#### RECORDED DATA ####

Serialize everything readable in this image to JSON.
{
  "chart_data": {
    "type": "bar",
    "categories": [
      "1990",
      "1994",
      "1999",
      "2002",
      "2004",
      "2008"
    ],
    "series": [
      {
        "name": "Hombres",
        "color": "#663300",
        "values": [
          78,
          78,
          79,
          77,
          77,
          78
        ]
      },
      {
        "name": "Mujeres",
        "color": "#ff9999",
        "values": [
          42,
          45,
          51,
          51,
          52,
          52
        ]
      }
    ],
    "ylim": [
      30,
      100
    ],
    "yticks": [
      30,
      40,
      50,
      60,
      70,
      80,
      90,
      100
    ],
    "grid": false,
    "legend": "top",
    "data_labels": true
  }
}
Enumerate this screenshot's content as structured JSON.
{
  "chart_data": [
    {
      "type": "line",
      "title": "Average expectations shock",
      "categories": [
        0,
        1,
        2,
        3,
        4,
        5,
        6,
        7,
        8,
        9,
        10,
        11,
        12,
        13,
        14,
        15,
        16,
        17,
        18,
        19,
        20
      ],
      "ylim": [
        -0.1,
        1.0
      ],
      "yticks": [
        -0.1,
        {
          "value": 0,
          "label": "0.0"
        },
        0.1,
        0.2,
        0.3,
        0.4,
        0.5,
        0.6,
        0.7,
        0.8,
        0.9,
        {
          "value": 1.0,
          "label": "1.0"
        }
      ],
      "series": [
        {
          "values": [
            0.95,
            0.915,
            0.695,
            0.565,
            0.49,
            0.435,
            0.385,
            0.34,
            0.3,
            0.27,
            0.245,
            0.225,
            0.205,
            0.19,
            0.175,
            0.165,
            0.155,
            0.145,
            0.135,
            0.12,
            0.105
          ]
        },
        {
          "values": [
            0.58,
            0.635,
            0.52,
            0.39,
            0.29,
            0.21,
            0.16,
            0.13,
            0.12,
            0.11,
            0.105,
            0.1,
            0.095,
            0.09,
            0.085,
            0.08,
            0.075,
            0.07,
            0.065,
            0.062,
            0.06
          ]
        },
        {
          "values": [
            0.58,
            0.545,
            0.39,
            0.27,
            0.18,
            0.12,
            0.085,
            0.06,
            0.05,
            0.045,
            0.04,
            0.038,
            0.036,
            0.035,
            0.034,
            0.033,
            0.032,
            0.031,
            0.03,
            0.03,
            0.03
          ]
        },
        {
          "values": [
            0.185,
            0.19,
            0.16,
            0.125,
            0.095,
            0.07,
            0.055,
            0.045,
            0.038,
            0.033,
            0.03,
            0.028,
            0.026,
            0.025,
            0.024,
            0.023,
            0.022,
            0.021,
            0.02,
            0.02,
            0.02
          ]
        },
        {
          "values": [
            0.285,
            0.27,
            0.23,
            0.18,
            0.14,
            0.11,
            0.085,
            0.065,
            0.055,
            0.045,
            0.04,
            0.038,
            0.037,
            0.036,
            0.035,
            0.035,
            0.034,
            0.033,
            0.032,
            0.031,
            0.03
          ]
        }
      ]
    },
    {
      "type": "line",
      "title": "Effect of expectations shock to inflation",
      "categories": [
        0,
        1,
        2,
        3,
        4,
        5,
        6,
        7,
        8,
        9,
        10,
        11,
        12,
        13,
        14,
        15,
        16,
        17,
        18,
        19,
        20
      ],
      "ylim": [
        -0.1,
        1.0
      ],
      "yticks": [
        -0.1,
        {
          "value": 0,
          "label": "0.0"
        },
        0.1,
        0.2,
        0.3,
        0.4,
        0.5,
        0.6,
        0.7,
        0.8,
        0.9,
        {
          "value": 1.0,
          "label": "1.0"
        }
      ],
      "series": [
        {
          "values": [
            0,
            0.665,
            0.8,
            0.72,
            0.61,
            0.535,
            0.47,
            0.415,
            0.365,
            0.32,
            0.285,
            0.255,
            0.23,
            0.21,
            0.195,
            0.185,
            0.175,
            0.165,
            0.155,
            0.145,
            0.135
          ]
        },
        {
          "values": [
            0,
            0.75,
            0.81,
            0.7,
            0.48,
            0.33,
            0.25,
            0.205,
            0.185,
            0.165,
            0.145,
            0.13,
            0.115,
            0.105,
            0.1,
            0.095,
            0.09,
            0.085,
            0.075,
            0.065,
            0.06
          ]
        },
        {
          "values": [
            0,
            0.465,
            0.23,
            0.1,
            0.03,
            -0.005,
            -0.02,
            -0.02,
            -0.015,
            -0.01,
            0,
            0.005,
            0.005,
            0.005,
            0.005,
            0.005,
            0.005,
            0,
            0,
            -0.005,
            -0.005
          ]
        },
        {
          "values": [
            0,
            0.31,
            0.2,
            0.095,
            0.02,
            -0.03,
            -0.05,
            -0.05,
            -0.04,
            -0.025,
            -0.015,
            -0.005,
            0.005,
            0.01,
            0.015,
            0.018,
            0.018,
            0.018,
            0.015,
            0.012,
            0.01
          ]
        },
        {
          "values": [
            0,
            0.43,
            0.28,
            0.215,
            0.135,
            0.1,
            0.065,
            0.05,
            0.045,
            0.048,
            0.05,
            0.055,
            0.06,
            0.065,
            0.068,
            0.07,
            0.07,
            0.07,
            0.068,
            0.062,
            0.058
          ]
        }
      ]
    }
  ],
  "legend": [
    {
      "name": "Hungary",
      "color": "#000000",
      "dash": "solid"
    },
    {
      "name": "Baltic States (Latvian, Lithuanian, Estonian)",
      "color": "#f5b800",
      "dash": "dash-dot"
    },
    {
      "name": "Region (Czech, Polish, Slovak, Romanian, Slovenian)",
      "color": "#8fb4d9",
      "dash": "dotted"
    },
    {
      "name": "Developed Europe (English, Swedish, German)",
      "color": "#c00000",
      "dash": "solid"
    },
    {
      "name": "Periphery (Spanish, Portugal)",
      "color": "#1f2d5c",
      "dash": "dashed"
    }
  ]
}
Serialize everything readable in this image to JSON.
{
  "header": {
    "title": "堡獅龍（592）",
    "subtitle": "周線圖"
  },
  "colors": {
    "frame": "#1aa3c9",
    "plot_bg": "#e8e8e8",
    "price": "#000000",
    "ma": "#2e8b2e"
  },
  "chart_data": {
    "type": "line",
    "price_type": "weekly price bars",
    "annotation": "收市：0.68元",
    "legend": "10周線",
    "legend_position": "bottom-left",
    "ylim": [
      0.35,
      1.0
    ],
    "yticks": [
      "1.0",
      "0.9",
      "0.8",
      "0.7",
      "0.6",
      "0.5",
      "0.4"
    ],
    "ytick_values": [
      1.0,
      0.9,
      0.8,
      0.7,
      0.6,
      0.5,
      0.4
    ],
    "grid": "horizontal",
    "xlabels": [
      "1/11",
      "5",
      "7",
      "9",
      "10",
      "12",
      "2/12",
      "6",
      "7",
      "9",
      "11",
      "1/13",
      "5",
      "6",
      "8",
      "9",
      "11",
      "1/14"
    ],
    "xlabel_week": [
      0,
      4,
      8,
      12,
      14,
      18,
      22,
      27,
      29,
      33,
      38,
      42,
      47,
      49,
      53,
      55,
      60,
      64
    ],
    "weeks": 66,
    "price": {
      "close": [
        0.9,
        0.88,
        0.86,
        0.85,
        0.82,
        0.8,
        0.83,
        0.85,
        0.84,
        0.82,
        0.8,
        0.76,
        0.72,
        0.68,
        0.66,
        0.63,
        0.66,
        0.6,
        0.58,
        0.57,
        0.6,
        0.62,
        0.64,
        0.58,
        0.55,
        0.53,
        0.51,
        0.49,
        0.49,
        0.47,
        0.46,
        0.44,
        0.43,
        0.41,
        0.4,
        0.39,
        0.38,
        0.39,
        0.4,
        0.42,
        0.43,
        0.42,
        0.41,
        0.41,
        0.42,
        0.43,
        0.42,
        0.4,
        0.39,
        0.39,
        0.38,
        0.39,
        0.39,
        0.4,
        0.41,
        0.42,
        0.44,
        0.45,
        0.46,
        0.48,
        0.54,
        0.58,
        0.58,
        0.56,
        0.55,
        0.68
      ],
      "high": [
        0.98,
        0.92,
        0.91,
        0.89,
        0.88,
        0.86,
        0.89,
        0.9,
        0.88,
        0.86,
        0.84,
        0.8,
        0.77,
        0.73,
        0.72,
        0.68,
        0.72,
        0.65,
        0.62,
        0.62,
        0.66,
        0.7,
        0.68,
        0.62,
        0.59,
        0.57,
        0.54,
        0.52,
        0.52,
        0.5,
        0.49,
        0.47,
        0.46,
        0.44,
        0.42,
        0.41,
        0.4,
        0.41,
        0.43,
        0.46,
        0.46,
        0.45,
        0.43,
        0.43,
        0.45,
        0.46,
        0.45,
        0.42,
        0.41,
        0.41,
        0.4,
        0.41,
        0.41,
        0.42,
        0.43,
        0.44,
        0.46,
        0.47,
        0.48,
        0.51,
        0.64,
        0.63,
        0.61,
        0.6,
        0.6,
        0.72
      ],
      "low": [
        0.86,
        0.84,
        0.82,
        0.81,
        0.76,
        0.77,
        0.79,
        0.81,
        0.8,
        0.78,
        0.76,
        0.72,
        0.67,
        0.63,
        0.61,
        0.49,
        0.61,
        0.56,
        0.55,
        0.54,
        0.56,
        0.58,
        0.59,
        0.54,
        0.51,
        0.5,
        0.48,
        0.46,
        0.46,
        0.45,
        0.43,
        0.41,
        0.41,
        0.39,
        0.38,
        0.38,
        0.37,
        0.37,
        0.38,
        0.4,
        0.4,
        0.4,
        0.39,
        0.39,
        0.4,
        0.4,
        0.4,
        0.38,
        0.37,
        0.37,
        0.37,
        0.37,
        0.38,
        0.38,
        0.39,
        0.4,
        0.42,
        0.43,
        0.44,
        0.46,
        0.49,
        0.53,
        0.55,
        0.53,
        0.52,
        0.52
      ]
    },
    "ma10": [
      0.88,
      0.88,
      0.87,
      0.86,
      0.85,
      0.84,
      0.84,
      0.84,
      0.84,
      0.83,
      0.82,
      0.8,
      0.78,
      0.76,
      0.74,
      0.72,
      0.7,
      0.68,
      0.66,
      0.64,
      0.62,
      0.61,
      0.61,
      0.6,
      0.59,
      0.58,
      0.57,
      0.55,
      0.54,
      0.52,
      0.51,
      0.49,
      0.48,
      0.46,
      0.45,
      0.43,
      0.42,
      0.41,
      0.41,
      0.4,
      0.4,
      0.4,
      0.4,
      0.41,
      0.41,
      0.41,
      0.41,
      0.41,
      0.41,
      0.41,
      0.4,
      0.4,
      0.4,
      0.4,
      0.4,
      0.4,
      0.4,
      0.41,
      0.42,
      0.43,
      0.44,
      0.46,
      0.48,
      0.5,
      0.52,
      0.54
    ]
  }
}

####
#### RECORDED DATA ####

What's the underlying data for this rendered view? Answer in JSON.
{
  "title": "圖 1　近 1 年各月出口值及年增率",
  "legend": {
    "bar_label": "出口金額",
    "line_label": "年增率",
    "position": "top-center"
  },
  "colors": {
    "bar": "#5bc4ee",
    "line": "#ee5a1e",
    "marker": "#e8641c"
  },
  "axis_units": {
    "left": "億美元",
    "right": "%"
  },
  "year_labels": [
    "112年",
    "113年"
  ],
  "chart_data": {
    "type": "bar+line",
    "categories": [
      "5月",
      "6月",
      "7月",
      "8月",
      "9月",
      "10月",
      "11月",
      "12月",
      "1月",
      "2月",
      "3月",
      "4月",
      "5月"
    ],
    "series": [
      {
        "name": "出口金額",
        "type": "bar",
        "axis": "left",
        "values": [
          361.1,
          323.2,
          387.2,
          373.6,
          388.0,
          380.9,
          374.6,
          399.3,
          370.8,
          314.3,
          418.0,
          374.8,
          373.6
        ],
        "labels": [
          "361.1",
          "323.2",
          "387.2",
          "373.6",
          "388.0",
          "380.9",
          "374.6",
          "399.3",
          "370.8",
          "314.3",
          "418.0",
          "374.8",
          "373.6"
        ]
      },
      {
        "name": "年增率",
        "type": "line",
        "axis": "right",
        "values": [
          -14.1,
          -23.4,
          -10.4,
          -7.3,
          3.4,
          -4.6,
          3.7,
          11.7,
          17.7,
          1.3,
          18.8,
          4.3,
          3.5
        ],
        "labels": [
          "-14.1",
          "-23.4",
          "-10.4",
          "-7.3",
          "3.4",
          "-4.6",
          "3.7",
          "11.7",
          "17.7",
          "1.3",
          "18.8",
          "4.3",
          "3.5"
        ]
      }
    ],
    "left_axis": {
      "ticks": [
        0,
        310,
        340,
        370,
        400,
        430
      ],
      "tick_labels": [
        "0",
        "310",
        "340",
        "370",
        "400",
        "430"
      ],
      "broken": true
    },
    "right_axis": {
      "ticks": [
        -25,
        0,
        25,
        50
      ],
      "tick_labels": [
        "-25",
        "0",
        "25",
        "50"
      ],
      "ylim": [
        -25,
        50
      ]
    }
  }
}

####
#### RECORDED DATA ####

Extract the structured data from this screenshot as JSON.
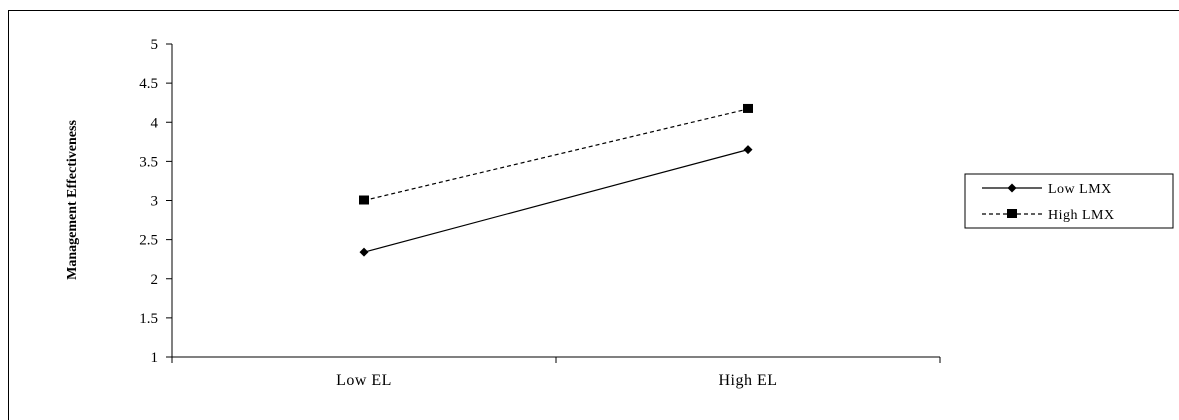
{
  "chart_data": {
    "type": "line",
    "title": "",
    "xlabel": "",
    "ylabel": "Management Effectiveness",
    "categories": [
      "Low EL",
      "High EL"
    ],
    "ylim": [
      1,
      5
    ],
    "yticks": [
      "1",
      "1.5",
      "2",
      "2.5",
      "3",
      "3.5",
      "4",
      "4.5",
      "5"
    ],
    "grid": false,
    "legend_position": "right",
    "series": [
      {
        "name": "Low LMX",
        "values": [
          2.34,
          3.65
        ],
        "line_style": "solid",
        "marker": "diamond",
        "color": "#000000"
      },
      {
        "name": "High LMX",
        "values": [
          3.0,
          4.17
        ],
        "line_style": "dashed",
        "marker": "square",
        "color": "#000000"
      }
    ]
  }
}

####

* [YOUR INSTRUCTIONS] Only lines with the word "price" should be collected from the material.

* [TASK ANSWER]
    "price": "#000000",
    "price_type": "weekly price bars",
    "price": {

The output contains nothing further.